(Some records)
--------
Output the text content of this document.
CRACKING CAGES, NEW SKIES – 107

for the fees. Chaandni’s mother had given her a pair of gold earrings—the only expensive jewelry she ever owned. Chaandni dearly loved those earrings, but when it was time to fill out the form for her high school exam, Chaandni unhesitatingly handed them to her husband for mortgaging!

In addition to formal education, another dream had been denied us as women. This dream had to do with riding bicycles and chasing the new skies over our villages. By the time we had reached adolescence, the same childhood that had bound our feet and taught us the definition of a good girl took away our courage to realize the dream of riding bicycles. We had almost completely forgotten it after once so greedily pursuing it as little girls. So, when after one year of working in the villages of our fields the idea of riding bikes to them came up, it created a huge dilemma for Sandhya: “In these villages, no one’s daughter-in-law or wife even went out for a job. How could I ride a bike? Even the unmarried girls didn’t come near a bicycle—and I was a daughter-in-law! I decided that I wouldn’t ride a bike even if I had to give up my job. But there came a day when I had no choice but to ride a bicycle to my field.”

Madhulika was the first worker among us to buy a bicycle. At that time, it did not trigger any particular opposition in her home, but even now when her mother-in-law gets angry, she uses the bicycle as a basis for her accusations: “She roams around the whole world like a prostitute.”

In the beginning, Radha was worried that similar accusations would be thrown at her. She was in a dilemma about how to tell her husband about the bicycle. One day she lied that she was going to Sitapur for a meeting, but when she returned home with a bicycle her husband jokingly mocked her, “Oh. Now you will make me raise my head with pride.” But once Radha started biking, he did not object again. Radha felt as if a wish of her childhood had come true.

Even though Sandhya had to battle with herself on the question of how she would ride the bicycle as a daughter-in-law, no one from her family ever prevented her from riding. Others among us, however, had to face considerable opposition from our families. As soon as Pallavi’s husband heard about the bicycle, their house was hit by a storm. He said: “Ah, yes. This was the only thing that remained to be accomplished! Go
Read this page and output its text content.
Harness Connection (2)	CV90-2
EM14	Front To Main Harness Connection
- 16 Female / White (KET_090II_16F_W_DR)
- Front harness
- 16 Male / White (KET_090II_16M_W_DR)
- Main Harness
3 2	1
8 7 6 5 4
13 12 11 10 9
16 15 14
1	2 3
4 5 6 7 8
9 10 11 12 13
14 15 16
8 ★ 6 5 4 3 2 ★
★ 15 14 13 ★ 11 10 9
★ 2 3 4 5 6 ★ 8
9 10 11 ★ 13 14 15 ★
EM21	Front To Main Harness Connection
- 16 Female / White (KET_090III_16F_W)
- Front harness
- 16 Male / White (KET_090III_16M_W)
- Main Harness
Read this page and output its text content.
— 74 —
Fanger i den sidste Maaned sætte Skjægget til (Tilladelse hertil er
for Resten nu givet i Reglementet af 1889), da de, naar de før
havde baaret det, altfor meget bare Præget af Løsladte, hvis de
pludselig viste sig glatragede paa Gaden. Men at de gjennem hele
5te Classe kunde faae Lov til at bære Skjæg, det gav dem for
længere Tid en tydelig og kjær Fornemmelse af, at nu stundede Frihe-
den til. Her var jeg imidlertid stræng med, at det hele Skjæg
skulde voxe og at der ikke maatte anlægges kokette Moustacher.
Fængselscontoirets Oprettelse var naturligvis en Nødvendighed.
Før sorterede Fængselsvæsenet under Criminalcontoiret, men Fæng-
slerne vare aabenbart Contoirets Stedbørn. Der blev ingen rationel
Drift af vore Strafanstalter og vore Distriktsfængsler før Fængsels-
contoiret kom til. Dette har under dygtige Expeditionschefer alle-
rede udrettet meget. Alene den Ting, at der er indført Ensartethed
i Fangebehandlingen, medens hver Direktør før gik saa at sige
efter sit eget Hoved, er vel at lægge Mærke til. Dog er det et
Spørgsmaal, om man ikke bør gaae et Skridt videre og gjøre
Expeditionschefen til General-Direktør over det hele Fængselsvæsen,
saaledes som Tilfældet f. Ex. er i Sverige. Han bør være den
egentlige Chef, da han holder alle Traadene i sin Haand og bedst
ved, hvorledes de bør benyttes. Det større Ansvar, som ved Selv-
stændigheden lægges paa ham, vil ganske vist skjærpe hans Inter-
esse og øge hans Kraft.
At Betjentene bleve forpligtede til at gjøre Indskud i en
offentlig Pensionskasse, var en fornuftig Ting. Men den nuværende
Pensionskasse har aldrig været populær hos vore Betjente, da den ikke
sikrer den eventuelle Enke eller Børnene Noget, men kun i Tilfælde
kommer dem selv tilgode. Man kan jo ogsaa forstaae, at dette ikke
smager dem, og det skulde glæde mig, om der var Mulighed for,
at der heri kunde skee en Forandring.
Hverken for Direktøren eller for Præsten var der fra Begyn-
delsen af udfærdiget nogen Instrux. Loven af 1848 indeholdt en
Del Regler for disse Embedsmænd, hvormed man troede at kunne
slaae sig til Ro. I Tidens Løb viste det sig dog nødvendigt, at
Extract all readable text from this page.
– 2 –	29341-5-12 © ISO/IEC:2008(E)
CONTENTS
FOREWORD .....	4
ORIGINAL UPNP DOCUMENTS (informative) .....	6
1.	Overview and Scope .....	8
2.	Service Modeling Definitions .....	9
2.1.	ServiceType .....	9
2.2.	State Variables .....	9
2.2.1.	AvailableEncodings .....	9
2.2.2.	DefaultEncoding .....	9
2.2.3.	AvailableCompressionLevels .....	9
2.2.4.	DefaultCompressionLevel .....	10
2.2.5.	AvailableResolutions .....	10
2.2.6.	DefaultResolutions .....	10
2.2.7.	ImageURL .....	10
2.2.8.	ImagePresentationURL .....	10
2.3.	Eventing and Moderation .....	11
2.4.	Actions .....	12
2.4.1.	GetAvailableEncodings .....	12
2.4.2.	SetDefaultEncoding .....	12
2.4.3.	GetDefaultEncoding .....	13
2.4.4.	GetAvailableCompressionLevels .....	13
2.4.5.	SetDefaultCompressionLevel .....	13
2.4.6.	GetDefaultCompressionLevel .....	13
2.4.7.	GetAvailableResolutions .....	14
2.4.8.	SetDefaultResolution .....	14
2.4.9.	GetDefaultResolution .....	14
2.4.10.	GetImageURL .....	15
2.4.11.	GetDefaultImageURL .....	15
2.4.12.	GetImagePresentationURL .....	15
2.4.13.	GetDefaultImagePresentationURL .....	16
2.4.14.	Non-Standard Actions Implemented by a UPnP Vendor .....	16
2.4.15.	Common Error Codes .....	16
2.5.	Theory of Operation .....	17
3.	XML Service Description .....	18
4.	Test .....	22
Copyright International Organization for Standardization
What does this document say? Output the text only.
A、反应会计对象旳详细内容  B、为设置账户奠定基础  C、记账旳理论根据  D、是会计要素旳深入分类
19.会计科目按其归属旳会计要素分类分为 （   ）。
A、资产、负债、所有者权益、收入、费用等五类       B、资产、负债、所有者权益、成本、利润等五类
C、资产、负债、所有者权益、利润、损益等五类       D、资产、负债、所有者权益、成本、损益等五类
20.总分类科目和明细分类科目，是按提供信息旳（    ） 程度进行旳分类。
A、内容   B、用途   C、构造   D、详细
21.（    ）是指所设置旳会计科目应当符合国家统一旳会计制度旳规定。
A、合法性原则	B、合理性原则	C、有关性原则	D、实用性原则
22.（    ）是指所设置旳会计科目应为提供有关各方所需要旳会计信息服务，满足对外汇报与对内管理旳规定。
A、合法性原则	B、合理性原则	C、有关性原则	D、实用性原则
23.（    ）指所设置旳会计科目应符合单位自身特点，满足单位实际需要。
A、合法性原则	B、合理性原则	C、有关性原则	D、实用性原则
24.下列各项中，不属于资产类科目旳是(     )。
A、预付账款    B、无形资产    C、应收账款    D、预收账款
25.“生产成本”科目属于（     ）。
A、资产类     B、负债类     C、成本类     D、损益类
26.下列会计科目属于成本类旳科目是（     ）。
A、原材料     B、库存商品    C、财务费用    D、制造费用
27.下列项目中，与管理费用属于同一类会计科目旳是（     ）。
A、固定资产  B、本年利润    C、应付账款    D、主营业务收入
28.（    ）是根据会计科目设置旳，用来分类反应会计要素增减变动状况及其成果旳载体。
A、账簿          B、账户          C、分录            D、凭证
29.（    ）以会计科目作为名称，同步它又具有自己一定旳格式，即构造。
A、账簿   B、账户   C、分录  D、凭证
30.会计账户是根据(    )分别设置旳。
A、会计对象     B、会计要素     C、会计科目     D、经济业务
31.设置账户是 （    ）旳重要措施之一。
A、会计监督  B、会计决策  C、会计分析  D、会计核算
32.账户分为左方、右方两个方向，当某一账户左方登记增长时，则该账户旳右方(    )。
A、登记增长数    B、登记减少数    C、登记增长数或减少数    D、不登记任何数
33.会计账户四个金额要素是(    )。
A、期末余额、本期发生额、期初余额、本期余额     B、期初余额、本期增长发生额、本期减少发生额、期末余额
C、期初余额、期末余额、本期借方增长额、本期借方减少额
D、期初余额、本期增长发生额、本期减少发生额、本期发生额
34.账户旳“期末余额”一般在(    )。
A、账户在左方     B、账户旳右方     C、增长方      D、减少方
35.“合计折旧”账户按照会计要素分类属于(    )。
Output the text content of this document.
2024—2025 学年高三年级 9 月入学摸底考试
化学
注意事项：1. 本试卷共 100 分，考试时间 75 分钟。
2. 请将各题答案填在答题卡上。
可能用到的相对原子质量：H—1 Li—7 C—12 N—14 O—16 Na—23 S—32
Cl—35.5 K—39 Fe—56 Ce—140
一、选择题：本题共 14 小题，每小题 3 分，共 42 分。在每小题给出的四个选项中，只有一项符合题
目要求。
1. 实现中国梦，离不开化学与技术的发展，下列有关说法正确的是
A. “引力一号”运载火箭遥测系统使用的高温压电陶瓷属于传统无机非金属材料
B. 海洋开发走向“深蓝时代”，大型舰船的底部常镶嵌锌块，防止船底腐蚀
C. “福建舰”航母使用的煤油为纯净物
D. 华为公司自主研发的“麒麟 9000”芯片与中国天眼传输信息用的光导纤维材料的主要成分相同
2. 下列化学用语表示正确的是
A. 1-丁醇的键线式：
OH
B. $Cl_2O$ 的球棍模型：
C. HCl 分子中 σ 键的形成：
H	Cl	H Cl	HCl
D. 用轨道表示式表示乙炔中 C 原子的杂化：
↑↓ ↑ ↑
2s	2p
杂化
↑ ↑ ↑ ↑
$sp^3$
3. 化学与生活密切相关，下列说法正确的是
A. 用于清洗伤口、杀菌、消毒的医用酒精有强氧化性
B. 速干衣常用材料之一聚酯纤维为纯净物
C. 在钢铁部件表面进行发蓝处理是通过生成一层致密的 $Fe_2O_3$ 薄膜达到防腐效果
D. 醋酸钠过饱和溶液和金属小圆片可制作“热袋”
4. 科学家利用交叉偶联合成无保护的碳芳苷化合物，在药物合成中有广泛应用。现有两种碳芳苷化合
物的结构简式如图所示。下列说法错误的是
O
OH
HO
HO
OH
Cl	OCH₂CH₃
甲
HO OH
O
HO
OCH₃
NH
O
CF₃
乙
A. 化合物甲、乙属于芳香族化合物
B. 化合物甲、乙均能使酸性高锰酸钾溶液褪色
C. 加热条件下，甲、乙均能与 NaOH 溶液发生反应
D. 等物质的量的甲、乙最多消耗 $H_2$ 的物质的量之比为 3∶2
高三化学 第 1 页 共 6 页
--------
Filter the records above for "skulde" and copy every matching line.

skulde voxe og at der ikke maatte anlægges kokette Moustacher.
smager dem, og det skulde glæde mig, om der var Mulighed for,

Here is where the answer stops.